Required work: Reproduce the records below exactly as they appear.

Records supplied:
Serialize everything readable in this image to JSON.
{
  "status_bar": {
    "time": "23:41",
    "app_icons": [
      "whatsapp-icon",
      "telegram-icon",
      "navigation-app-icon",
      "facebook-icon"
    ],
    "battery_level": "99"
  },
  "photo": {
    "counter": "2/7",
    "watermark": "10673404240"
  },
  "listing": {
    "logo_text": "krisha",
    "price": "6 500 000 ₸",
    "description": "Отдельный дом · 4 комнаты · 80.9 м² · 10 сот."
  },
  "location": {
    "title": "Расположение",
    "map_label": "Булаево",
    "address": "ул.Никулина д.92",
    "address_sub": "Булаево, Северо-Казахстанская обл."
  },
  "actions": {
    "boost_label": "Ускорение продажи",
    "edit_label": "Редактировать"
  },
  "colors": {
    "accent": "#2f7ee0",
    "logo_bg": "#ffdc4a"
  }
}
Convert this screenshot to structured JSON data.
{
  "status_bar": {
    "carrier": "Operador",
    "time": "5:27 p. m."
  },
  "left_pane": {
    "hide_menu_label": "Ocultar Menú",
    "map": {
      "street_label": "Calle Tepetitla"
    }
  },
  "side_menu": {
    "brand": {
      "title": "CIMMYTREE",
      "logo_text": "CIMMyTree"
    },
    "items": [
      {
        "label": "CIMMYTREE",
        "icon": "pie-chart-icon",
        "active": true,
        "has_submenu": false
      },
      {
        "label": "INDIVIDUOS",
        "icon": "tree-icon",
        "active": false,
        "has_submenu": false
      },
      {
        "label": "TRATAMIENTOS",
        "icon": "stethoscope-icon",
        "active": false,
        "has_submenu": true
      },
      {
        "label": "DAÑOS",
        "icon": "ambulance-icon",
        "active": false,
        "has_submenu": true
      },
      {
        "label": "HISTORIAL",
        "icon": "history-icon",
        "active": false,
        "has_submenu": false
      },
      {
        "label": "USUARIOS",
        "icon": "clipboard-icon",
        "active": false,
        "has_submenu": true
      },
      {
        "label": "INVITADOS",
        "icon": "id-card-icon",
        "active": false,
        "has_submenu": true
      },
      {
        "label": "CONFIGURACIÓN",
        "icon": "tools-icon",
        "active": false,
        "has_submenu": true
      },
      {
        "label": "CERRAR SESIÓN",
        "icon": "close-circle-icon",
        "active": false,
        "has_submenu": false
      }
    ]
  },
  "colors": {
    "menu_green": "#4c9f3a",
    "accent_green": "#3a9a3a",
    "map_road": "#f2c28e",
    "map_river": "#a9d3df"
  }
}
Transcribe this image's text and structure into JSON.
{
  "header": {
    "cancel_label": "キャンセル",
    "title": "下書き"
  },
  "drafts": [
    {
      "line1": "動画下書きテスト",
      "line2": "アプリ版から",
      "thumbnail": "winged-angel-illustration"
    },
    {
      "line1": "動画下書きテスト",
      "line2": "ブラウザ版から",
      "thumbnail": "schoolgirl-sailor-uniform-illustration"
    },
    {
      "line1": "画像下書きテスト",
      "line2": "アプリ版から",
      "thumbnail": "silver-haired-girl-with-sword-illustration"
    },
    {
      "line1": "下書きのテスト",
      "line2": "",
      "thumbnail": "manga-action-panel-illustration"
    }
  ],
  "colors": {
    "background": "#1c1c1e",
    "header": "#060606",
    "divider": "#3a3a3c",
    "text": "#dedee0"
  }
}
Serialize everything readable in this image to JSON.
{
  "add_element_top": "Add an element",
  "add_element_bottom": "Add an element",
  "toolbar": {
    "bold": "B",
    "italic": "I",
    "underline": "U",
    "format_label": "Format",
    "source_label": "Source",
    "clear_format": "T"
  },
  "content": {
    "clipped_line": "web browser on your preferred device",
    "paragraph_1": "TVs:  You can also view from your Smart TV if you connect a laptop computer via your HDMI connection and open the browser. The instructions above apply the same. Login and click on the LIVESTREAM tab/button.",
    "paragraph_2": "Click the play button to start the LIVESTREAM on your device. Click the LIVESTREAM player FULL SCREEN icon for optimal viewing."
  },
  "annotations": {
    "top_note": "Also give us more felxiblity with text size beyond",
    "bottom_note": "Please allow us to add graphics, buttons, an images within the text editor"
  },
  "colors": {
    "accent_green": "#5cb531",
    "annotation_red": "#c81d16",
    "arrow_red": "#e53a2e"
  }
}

Result of the task:
Serialize everything readable in this image to JSON.
{
  "status_bar": {
    "time": "23:41",
    "app_icons": [
      "whatsapp-icon",
      "telegram-icon",
      "navigation-app-icon",
      "facebook-icon"
    ],
    "battery_level": "99"
  },
  "photo": {
    "counter": "2/7",
    "watermark": "10673404240"
  },
  "listing": {
    "logo_text": "krisha",
    "price": "6 500 000 ₸",
    "description": "Отдельный дом · 4 комнаты · 80.9 м² · 10 сот."
  },
  "location": {
    "title": "Расположение",
    "map_label": "Булаево",
    "address": "ул.Никулина д.92",
    "address_sub": "Булаево, Северо-Казахстанская обл."
  },
  "actions": {
    "boost_label": "Ускорение продажи",
    "edit_label": "Редактировать"
  },
  "colors": {
    "accent": "#2f7ee0",
    "logo_bg": "#ffdc4a"
  }
}
Convert this screenshot to structured JSON data.
{
  "status_bar": {
    "carrier": "Operador",
    "time": "5:27 p. m."
  },
  "left_pane": {
    "hide_menu_label": "Ocultar Menú",
    "map": {
      "street_label": "Calle Tepetitla"
    }
  },
  "side_menu": {
    "brand": {
      "title": "CIMMYTREE",
      "logo_text": "CIMMyTree"
    },
    "items": [
      {
        "label": "CIMMYTREE",
        "icon": "pie-chart-icon",
        "active": true,
        "has_submenu": false
      },
      {
        "label": "INDIVIDUOS",
        "icon": "tree-icon",
        "active": false,
        "has_submenu": false
      },
      {
        "label": "TRATAMIENTOS",
        "icon": "stethoscope-icon",
        "active": false,
        "has_submenu": true
      },
      {
        "label": "DAÑOS",
        "icon": "ambulance-icon",
        "active": false,
        "has_submenu": true
      },
      {
        "label": "HISTORIAL",
        "icon": "history-icon",
        "active": false,
        "has_submenu": false
      },
      {
        "label": "USUARIOS",
        "icon": "clipboard-icon",
        "active": false,
        "has_submenu": true
      },
      {
        "label": "INVITADOS",
        "icon": "id-card-icon",
        "active": false,
        "has_submenu": true
      },
      {
        "label": "CONFIGURACIÓN",
        "icon": "tools-icon",
        "active": false,
        "has_submenu": true
      },
      {
        "label": "CERRAR SESIÓN",
        "icon": "close-circle-icon",
        "active": false,
        "has_submenu": false
      }
    ]
  },
  "colors": {
    "menu_green": "#4c9f3a",
    "accent_green": "#3a9a3a",
    "map_road": "#f2c28e",
    "map_river": "#a9d3df"
  }
}
Transcribe this image's text and structure into JSON.
{
  "header": {
    "cancel_label": "キャンセル",
    "title": "下書き"
  },
  "drafts": [
    {
      "line1": "動画下書きテスト",
      "line2": "アプリ版から",
      "thumbnail": "winged-angel-illustration"
    },
    {
      "line1": "動画下書きテスト",
      "line2": "ブラウザ版から",
      "thumbnail": "schoolgirl-sailor-uniform-illustration"
    },
    {
      "line1": "画像下書きテスト",
      "line2": "アプリ版から",
      "thumbnail": "silver-haired-girl-with-sword-illustration"
    },
    {
      "line1": "下書きのテスト",
      "line2": "",
      "thumbnail": "manga-action-panel-illustration"
    }
  ],
  "colors": {
    "background": "#1c1c1e",
    "header": "#060606",
    "divider": "#3a3a3c",
    "text": "#dedee0"
  }
}
Serialize everything readable in this image to JSON.
{
  "add_element_top": "Add an element",
  "add_element_bottom": "Add an element",
  "toolbar": {
    "bold": "B",
    "italic": "I",
    "underline": "U",
    "format_label": "Format",
    "source_label": "Source",
    "clear_format": "T"
  },
  "content": {
    "clipped_line": "web browser on your preferred device",
    "paragraph_1": "TVs:  You can also view from your Smart TV if you connect a laptop computer via your HDMI connection and open the browser. The instructions above apply the same. Login and click on the LIVESTREAM tab/button.",
    "paragraph_2": "Click the play button to start the LIVESTREAM on your device. Click the LIVESTREAM player FULL SCREEN icon for optimal viewing."
  },
  "annotations": {
    "top_note": "Also give us more felxiblity with text size beyond",
    "bottom_note": "Please allow us to add graphics, buttons, an images within the text editor"
  },
  "colors": {
    "accent_green": "#5cb531",
    "annotation_red": "#c81d16",
    "arrow_red": "#e53a2e"
  }
}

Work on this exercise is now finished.